## Material for this exercise
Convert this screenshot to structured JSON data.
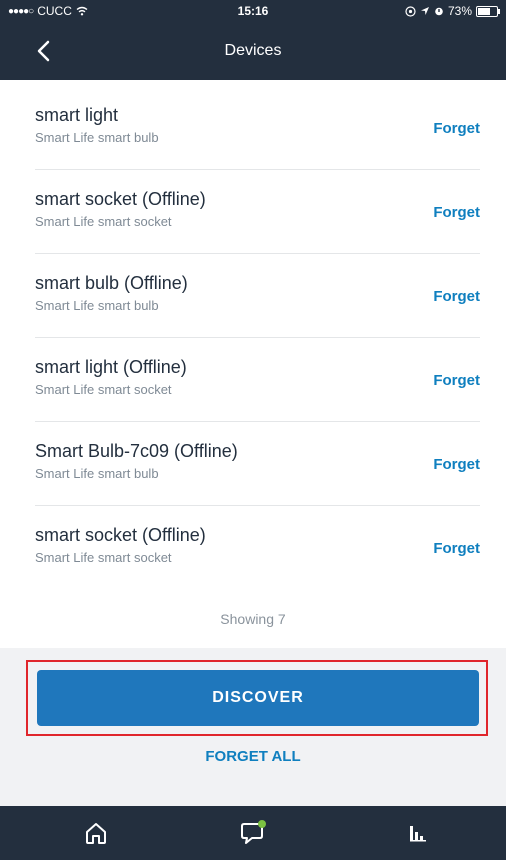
{
  "status_bar": {
    "carrier": "CUCC",
    "time": "15:16",
    "battery": "73%",
    "battery_level": 0.73
  },
  "nav": {
    "title": "Devices"
  },
  "devices": [
    {
      "name": "smart light",
      "subtitle": "Smart Life smart bulb",
      "action": "Forget"
    },
    {
      "name": "smart socket (Offline)",
      "subtitle": "Smart Life smart socket",
      "action": "Forget"
    },
    {
      "name": "smart bulb (Offline)",
      "subtitle": "Smart Life smart bulb",
      "action": "Forget"
    },
    {
      "name": "smart light (Offline)",
      "subtitle": "Smart Life smart socket",
      "action": "Forget"
    },
    {
      "name": "Smart Bulb-7c09 (Offline)",
      "subtitle": "Smart Life smart bulb",
      "action": "Forget"
    },
    {
      "name": "smart socket (Offline)",
      "subtitle": "Smart Life smart socket",
      "action": "Forget"
    }
  ],
  "showing_label": "Showing 7",
  "actions": {
    "discover": "DISCOVER",
    "forget_all": "FORGET ALL"
  },
  "tabs": [
    {
      "icon": "home-icon"
    },
    {
      "icon": "chat-icon"
    },
    {
      "icon": "activity-icon"
    }
  ],
  "colors": {
    "header": "#232f3e",
    "accent": "#1f77bc",
    "link": "#0f7fbf",
    "highlight": "#e0262c",
    "notification_dot": "#7cc242"
  }
}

## What you are asked to do
Every record above should be written out again exactly; the pictures stay out of the copy.

## Result below
Convert this screenshot to structured JSON data.
{
  "status_bar": {
    "carrier": "CUCC",
    "time": "15:16",
    "battery": "73%",
    "battery_level": 0.73
  },
  "nav": {
    "title": "Devices"
  },
  "devices": [
    {
      "name": "smart light",
      "subtitle": "Smart Life smart bulb",
      "action": "Forget"
    },
    {
      "name": "smart socket (Offline)",
      "subtitle": "Smart Life smart socket",
      "action": "Forget"
    },
    {
      "name": "smart bulb (Offline)",
      "subtitle": "Smart Life smart bulb",
      "action": "Forget"
    },
    {
      "name": "smart light (Offline)",
      "subtitle": "Smart Life smart socket",
      "action": "Forget"
    },
    {
      "name": "Smart Bulb-7c09 (Offline)",
      "subtitle": "Smart Life smart bulb",
      "action": "Forget"
    },
    {
      "name": "smart socket (Offline)",
      "subtitle": "Smart Life smart socket",
      "action": "Forget"
    }
  ],
  "showing_label": "Showing 7",
  "actions": {
    "discover": "DISCOVER",
    "forget_all": "FORGET ALL"
  },
  "tabs": [
    {
      "icon": "home-icon"
    },
    {
      "icon": "chat-icon"
    },
    {
      "icon": "activity-icon"
    }
  ],
  "colors": {
    "header": "#232f3e",
    "accent": "#1f77bc",
    "link": "#0f7fbf",
    "highlight": "#e0262c",
    "notification_dot": "#7cc242"
  }
}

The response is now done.